What you will do: Among these lines, how many include "Computer"? Answer only with the number.

(Stored data)
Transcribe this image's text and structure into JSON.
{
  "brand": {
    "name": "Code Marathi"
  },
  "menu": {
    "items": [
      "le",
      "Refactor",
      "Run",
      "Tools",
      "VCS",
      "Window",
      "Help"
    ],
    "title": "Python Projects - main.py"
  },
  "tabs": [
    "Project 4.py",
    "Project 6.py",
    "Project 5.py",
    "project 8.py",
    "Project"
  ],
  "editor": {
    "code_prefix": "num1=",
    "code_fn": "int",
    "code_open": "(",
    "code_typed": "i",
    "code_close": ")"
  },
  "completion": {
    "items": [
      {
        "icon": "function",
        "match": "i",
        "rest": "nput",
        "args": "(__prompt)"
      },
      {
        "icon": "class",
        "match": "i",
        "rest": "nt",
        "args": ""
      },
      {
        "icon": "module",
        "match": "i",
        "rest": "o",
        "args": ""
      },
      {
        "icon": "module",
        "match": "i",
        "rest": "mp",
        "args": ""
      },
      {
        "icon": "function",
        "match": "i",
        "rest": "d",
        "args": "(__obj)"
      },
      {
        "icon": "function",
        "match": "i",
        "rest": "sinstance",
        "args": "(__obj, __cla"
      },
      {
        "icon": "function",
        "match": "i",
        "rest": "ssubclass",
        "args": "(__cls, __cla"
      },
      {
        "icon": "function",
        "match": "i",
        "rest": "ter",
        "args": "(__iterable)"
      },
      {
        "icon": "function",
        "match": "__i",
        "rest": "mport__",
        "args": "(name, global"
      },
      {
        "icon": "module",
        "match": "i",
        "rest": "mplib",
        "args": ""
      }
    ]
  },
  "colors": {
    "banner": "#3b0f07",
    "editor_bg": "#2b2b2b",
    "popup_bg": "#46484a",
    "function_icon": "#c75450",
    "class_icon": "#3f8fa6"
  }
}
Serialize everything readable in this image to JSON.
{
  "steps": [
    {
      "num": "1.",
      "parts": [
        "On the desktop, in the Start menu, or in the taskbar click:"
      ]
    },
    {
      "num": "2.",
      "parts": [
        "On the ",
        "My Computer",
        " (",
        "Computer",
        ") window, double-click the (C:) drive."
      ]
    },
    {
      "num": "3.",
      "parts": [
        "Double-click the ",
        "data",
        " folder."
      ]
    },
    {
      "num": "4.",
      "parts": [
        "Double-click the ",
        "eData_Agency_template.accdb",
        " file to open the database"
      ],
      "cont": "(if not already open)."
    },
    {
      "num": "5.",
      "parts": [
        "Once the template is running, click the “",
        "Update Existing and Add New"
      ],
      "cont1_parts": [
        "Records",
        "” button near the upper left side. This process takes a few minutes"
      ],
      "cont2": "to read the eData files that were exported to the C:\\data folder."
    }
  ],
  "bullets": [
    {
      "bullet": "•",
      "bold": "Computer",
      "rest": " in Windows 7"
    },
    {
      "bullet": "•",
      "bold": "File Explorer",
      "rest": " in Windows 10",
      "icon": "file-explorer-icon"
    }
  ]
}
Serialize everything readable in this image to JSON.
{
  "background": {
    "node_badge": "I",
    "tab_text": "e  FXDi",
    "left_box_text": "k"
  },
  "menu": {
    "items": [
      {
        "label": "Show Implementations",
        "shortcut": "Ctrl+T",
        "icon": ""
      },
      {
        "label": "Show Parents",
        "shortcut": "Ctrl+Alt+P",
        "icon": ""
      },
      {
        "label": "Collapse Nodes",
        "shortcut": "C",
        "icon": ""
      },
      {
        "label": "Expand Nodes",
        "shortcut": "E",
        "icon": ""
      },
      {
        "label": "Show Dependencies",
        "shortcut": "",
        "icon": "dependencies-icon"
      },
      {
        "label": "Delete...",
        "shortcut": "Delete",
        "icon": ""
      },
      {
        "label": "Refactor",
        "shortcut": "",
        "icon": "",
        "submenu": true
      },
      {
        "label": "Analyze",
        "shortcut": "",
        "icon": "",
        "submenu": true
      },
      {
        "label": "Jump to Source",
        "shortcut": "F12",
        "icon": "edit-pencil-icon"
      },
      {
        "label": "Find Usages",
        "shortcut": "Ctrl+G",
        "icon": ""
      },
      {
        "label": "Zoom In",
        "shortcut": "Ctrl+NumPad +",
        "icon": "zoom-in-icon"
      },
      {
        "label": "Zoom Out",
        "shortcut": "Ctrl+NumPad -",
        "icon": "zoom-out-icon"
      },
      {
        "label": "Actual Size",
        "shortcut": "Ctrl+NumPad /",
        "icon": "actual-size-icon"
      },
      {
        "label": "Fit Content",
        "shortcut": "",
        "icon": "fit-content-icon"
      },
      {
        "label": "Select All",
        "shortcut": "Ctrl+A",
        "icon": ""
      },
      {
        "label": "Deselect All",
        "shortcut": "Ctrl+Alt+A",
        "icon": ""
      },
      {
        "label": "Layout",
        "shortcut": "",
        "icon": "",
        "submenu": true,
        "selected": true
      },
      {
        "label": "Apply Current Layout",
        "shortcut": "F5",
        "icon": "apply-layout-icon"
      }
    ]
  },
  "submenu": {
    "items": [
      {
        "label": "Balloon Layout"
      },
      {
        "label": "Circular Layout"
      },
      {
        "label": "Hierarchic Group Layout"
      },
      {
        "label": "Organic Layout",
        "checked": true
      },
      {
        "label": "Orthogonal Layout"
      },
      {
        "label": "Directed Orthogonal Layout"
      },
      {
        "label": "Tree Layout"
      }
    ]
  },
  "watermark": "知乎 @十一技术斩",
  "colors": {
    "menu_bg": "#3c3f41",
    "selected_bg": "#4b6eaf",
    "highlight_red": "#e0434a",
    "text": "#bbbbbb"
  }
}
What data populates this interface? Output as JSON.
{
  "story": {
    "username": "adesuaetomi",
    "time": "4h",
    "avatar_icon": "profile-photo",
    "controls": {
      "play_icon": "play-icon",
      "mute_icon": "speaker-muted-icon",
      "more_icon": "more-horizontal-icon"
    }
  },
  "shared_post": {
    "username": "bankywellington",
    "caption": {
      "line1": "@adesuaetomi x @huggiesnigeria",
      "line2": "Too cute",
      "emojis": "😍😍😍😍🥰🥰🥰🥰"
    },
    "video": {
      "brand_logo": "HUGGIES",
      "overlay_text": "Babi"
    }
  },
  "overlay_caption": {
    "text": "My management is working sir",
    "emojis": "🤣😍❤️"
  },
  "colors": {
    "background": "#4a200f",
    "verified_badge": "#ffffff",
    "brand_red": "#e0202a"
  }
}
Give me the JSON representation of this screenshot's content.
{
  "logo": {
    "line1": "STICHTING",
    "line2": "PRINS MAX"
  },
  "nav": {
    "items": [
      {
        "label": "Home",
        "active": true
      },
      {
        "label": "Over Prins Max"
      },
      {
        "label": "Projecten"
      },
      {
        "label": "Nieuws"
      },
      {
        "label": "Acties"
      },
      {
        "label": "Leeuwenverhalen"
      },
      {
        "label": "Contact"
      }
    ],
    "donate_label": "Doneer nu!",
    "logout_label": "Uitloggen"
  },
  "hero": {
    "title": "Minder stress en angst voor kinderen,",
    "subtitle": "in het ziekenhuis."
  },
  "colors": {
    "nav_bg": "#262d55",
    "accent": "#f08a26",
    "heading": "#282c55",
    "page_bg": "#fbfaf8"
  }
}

Full answer: 3